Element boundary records
**********
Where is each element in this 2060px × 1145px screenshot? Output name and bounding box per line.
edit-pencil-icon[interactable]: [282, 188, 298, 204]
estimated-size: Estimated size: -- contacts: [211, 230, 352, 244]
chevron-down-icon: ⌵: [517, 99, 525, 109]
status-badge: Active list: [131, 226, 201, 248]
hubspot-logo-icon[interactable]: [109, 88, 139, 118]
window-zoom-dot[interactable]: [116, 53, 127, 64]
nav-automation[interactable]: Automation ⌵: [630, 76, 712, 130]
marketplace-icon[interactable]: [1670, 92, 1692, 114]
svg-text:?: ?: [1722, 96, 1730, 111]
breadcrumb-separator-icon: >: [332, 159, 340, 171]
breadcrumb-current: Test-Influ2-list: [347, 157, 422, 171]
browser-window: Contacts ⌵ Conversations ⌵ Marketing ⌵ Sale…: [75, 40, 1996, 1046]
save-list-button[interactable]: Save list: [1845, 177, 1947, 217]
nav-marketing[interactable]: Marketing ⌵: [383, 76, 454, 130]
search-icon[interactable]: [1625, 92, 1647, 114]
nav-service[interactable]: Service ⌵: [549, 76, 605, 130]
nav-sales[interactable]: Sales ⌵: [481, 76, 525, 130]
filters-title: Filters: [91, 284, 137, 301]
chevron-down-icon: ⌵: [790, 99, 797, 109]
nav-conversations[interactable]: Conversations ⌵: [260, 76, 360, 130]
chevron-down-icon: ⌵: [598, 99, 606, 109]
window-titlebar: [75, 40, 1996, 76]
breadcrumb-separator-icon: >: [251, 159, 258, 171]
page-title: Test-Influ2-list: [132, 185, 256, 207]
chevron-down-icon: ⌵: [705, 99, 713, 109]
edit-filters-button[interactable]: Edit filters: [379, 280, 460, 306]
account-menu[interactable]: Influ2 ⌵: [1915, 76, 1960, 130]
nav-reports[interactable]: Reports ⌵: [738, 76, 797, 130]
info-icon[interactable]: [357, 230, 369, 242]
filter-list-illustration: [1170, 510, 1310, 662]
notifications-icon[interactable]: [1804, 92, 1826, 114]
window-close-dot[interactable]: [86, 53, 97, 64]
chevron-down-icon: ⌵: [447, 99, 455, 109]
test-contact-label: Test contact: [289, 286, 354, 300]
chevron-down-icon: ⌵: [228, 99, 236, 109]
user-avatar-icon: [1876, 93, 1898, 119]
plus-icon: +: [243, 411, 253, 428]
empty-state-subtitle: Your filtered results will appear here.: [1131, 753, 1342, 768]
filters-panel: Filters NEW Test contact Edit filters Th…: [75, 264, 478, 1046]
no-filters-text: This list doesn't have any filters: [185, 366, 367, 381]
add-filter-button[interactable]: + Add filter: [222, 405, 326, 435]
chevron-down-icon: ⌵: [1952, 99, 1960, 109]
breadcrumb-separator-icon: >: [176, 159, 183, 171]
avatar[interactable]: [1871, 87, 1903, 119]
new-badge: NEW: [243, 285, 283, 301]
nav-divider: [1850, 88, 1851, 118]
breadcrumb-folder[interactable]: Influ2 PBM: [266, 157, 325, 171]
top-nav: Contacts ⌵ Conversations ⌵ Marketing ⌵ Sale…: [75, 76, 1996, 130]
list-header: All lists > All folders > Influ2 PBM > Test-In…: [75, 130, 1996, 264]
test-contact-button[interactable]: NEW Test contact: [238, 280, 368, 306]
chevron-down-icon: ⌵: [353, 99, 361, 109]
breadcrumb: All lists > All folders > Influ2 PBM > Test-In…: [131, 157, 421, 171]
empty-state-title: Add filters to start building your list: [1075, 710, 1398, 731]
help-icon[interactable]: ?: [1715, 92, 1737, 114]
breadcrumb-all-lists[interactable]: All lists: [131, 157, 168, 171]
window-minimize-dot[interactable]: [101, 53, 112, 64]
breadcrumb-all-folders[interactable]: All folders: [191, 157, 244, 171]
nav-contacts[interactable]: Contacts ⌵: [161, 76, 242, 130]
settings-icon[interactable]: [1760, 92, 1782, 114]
**********
:: To do ::
Output every line of the listing as a JSON list of strings, one string per line, with blank lines left out.

:: Reply to the exercise ::
[
  "Where is each element in this 2060px × 1145px screenshot? Output name and bounding box per line.",
  "edit-pencil-icon[interactable]: [282, 188, 298, 204]",
  "estimated-size: Estimated size: -- contacts: [211, 230, 352, 244]",
  "chevron-down-icon: ⌵: [517, 99, 525, 109]",
  "status-badge: Active list: [131, 226, 201, 248]",
  "hubspot-logo-icon[interactable]: [109, 88, 139, 118]",
  "window-zoom-dot[interactable]: [116, 53, 127, 64]",
  "nav-automation[interactable]: Automation ⌵: [630, 76, 712, 130]",
  "marketplace-icon[interactable]: [1670, 92, 1692, 114]",
  "svg-text:?: ?: [1722, 96, 1730, 111]",
  "breadcrumb-separator-icon: >: [332, 159, 340, 171]",
  "breadcrumb-current: Test-Influ2-list: [347, 157, 422, 171]",
  "browser-window: Contacts ⌵ Conversations ⌵ Marketing ⌵ Sale…: [75, 40, 1996, 1046]",
  "save-list-button[interactable]: Save list: [1845, 177, 1947, 217]",
  "nav-marketing[interactable]: Marketing ⌵: [383, 76, 454, 130]",
  "search-icon[interactable]: [1625, 92, 1647, 114]",
  "nav-service[interactable]: Service ⌵: [549, 76, 605, 130]",
  "nav-sales[interactable]: Sales ⌵: [481, 76, 525, 130]",
  "filters-title: Filters: [91, 284, 137, 301]",
  "chevron-down-icon: ⌵: [790, 99, 797, 109]",
  "nav-conversations[interactable]: Conversations ⌵: [260, 76, 360, 130]",
  "chevron-down-icon: ⌵: [598, 99, 606, 109]",
  "window-titlebar: [75, 40, 1996, 76]",
  "breadcrumb-separator-icon: >: [251, 159, 258, 171]",
  "page-title: Test-Influ2-list: [132, 185, 256, 207]",
  "chevron-down-icon: ⌵: [705, 99, 713, 109]",
  "edit-filters-button[interactable]: Edit filters: [379, 280, 460, 306]",
  "account-menu[interactable]: Influ2 ⌵: [1915, 76, 1960, 130]",
  "nav-reports[interactable]: Reports ⌵: [738, 76, 797, 130]",
  "info-icon[interactable]: [357, 230, 369, 242]",
  "filter-list-illustration: [1170, 510, 1310, 662]",
  "notifications-icon[interactable]: [1804, 92, 1826, 114]",
  "window-close-dot[interactable]: [86, 53, 97, 64]",
  "chevron-down-icon: ⌵: [447, 99, 455, 109]",
  "test-contact-label: Test contact: [289, 286, 354, 300]",
  "chevron-down-icon: ⌵: [228, 99, 236, 109]",
  "user-avatar-icon: [1876, 93, 1898, 119]",
  "plus-icon: +: [243, 411, 253, 428]",
  "empty-state-subtitle: Your filtered results will appear here.: [1131, 753, 1342, 768]",
  "filters-panel: Filters NEW Test contact Edit filters Th…: [75, 264, 478, 1046]",
  "no-filters-text: This list doesn't have any filters: [185, 366, 367, 381]",
  "add-filter-button[interactable]: + Add filter: [222, 405, 326, 435]",
  "chevron-down-icon: ⌵: [1952, 99, 1960, 109]",
  "breadcrumb-separator-icon: >: [176, 159, 183, 171]",
  "avatar[interactable]: [1871, 87, 1903, 119]",
  "new-badge: NEW: [243, 285, 283, 301]",
  "nav-divider: [1850, 88, 1851, 118]",
  "breadcrumb-folder[interactable]: Influ2 PBM: [266, 157, 325, 171]",
  "top-nav: Contacts ⌵ Conversations ⌵ Marketing ⌵ Sale…: [75, 76, 1996, 130]",
  "list-header: All lists > All folders > Influ2 PBM > Test-In…: [75, 130, 1996, 264]",
  "test-contact-button[interactable]: NEW Test contact: [238, 280, 368, 306]",
  "chevron-down-icon: ⌵: [353, 99, 361, 109]",
  "breadcrumb: All lists > All folders > Influ2 PBM > Test-In…: [131, 157, 421, 171]",
  "empty-state-title: Add filters to start building your list: [1075, 710, 1398, 731]",
  "help-icon[interactable]: ?: [1715, 92, 1737, 114]",
  "breadcrumb-all-lists[interactable]: All lists: [131, 157, 168, 171]",
  "window-minimize-dot[interactable]: [101, 53, 112, 64]",
  "breadcrumb-all-folders[interactable]: All folders: [191, 157, 244, 171]",
  "nav-contacts[interactable]: Contacts ⌵: [161, 76, 242, 130]",
  "settings-icon[interactable]: [1760, 92, 1782, 114]"
]